→ **Written exercise**
Produce an exact copy of all the data below, dropping every image.
====
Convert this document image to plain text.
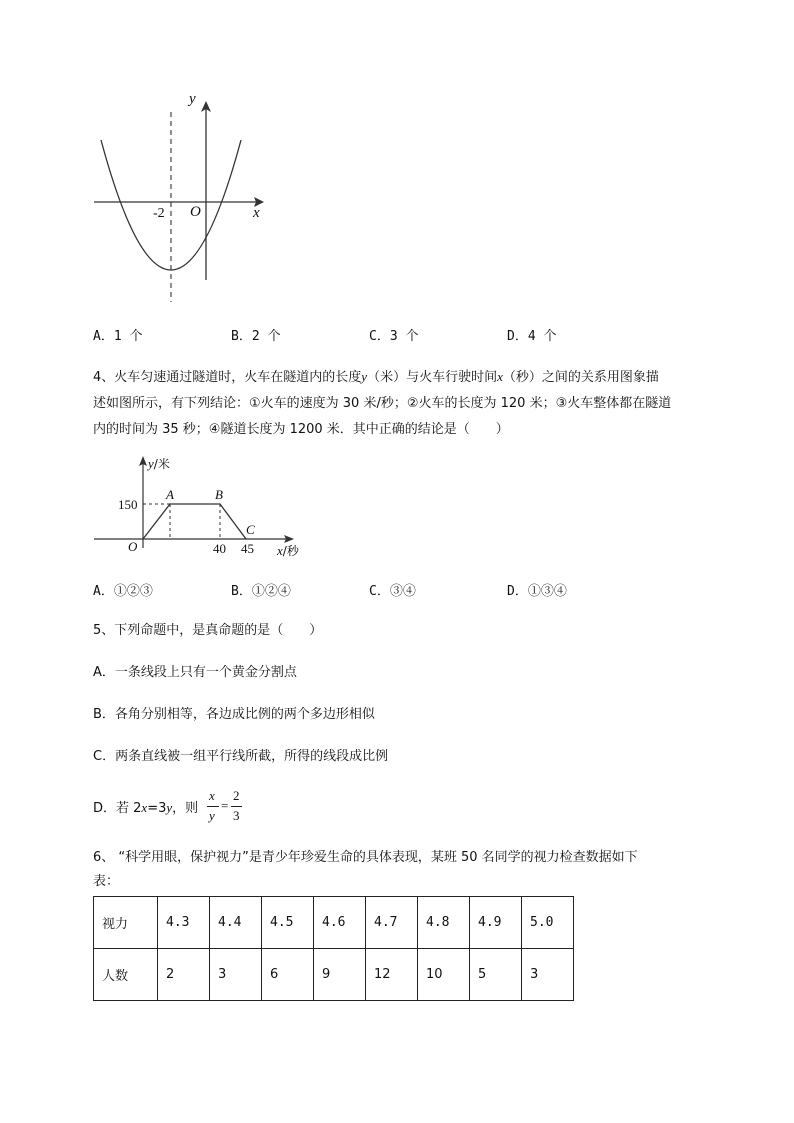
y
x
O
-2
A．1 个	B．2 个	C．3 个	D．4 个
4、火车匀速通过隧道时，火车在隧道内的长度y（米）与火车行驶时间x（秒）之间的关系用图象描
述如图所示，有下列结论：①火车的速度为 30 米/秒；②火车的长度为 120 米；③火车整体都在隧道
内的时间为 35 秒；④隧道长度为 1200 米．其中正确的结论是（　　）
y/米
x/秒
O
150
40 45
A	B
C
A．①②③	B．①②④	C．③④	D．①③④
5、下列命题中，是真命题的是（　　）
A．一条线段上只有一个黄金分割点
B．各角分别相等，各边成比例的两个多边形相似
C．两条直线被一组平行线所截，所得的线段成比例
D．若 2x=3y，则
x
y
=
2
3
6、 “科学用眼，保护视力”是青少年珍爱生命的具体表现，某班 50 名同学的视力检查数据如下
表：
视力	4.3	4.4	4.5	4.6	4.7	4.8	4.9	5.0
人数	2	3	6	9	12	10	5	3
====
→ **Answer to this problem**
Convert this document image to plain text.
y
x
O
-2
A．1 个	B．2 个	C．3 个	D．4 个
4、火车匀速通过隧道时，火车在隧道内的长度y（米）与火车行驶时间x（秒）之间的关系用图象描
述如图所示，有下列结论：①火车的速度为 30 米/秒；②火车的长度为 120 米；③火车整体都在隧道
内的时间为 35 秒；④隧道长度为 1200 米．其中正确的结论是（　　）
y/米
x/秒
O
150
40 45
A	B
C
A．①②③	B．①②④	C．③④	D．①③④
5、下列命题中，是真命题的是（　　）
A．一条线段上只有一个黄金分割点
B．各角分别相等，各边成比例的两个多边形相似
C．两条直线被一组平行线所截，所得的线段成比例
D．若 2x=3y，则
x
y
=
2
3
6、 “科学用眼，保护视力”是青少年珍爱生命的具体表现，某班 50 名同学的视力检查数据如下
表：
视力	4.3	4.4	4.5	4.6	4.7	4.8	4.9	5.0
人数	2	3	6	9	12	10	5	3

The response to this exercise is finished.